• Problem
Everything in the data should be repeated exactly, save for the images.
## START Record excerpts
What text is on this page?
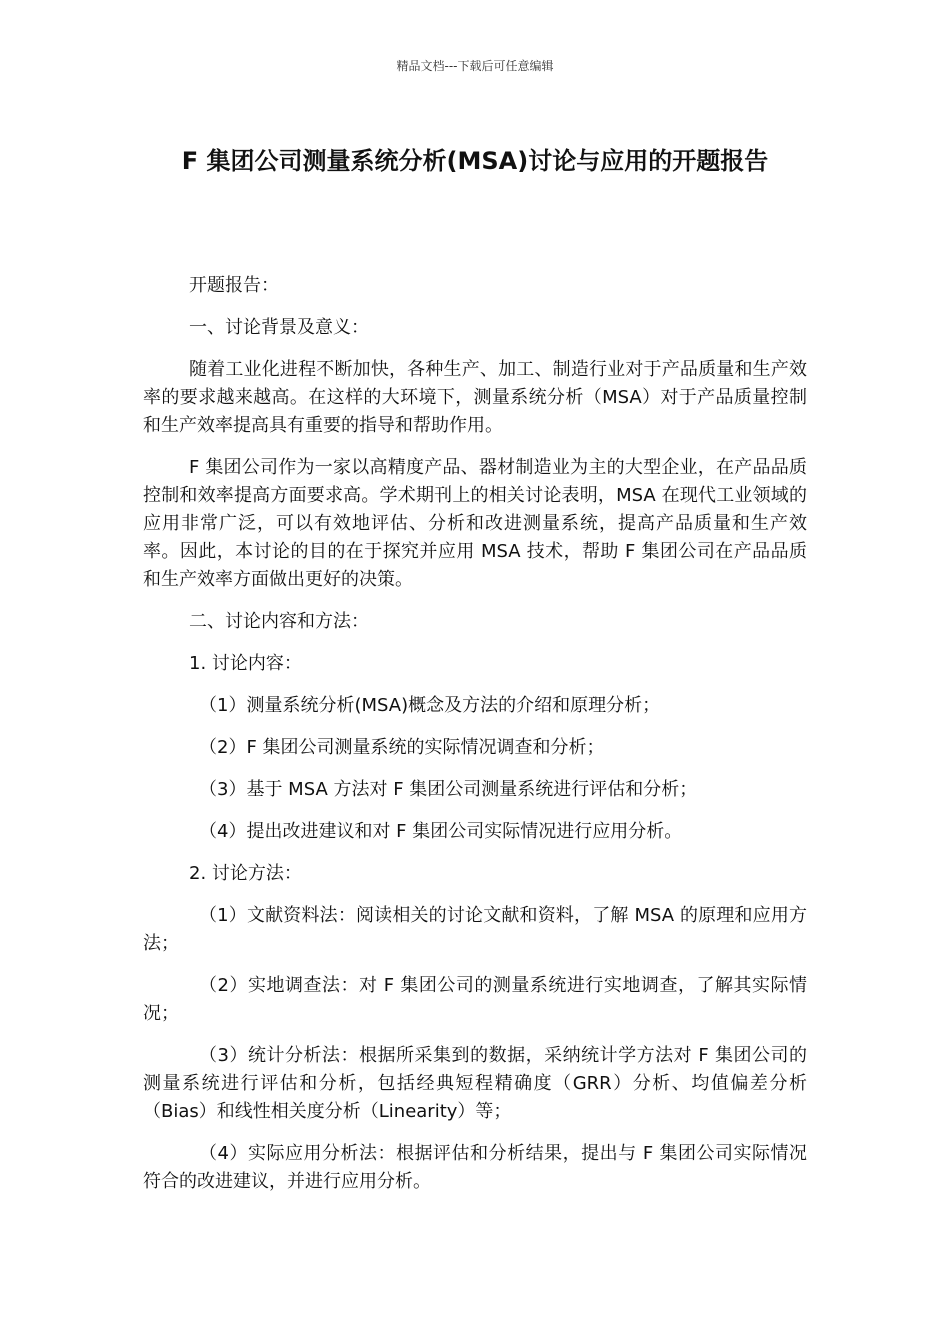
精品文档---下载后可任意编辑
F 集团公司测量系统分析(MSA)讨论与应用的开题报告

开题报告：

一、讨论背景及意义：

随着工业化进程不断加快，各种生产、加工、制造行业对于产品质量和生产效率的要求越来越高。在这样的大环境下，测量系统分析（MSA）对于产品质量控制和生产效率提高具有重要的指导和帮助作用。

F 集团公司作为一家以高精度产品、器材制造业为主的大型企业，在产品品质控制和效率提高方面要求高。学术期刊上的相关讨论表明，MSA 在现代工业领域的应用非常广泛，可以有效地评估、分析和改进测量系统，提高产品质量和生产效率。因此，本讨论的目的在于探究并应用 MSA 技术，帮助 F 集团公司在产品品质和生产效率方面做出更好的决策。

二、讨论内容和方法：

1. 讨论内容：

（1）测量系统分析(MSA)概念及方法的介绍和原理分析；

（2）F 集团公司测量系统的实际情况调查和分析；

（3）基于 MSA 方法对 F 集团公司测量系统进行评估和分析；

（4）提出改进建议和对 F 集团公司实际情况进行应用分析。

2. 讨论方法：

（1）文献资料法：阅读相关的讨论文献和资料，了解 MSA 的原理和应用方法；

（2）实地调查法：对 F 集团公司的测量系统进行实地调查，了解其实际情况；

（3）统计分析法：根据所采集到的数据，采纳统计学方法对 F 集团公司的测量系统进行评估和分析，包括经典短程精确度（GRR）分析、均值偏差分析（Bias）和线性相关度分析（Linearity）等；

（4）实际应用分析法：根据评估和分析结果，提出与 F 集团公司实际情况符合的改进建议，并进行应用分析。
## END Record excerpts
• Output of the task
What text is on this page?
精品文档---下载后可任意编辑
F 集团公司测量系统分析(MSA)讨论与应用的开题报告

开题报告：

一、讨论背景及意义：

随着工业化进程不断加快，各种生产、加工、制造行业对于产品质量和生产效率的要求越来越高。在这样的大环境下，测量系统分析（MSA）对于产品质量控制和生产效率提高具有重要的指导和帮助作用。

F 集团公司作为一家以高精度产品、器材制造业为主的大型企业，在产品品质控制和效率提高方面要求高。学术期刊上的相关讨论表明，MSA 在现代工业领域的应用非常广泛，可以有效地评估、分析和改进测量系统，提高产品质量和生产效率。因此，本讨论的目的在于探究并应用 MSA 技术，帮助 F 集团公司在产品品质和生产效率方面做出更好的决策。

二、讨论内容和方法：

1. 讨论内容：

（1）测量系统分析(MSA)概念及方法的介绍和原理分析；

（2）F 集团公司测量系统的实际情况调查和分析；

（3）基于 MSA 方法对 F 集团公司测量系统进行评估和分析；

（4）提出改进建议和对 F 集团公司实际情况进行应用分析。

2. 讨论方法：

（1）文献资料法：阅读相关的讨论文献和资料，了解 MSA 的原理和应用方法；

（2）实地调查法：对 F 集团公司的测量系统进行实地调查，了解其实际情况；

（3）统计分析法：根据所采集到的数据，采纳统计学方法对 F 集团公司的测量系统进行评估和分析，包括经典短程精确度（GRR）分析、均值偏差分析（Bias）和线性相关度分析（Linearity）等；

（4）实际应用分析法：根据评估和分析结果，提出与 F 集团公司实际情况符合的改进建议，并进行应用分析。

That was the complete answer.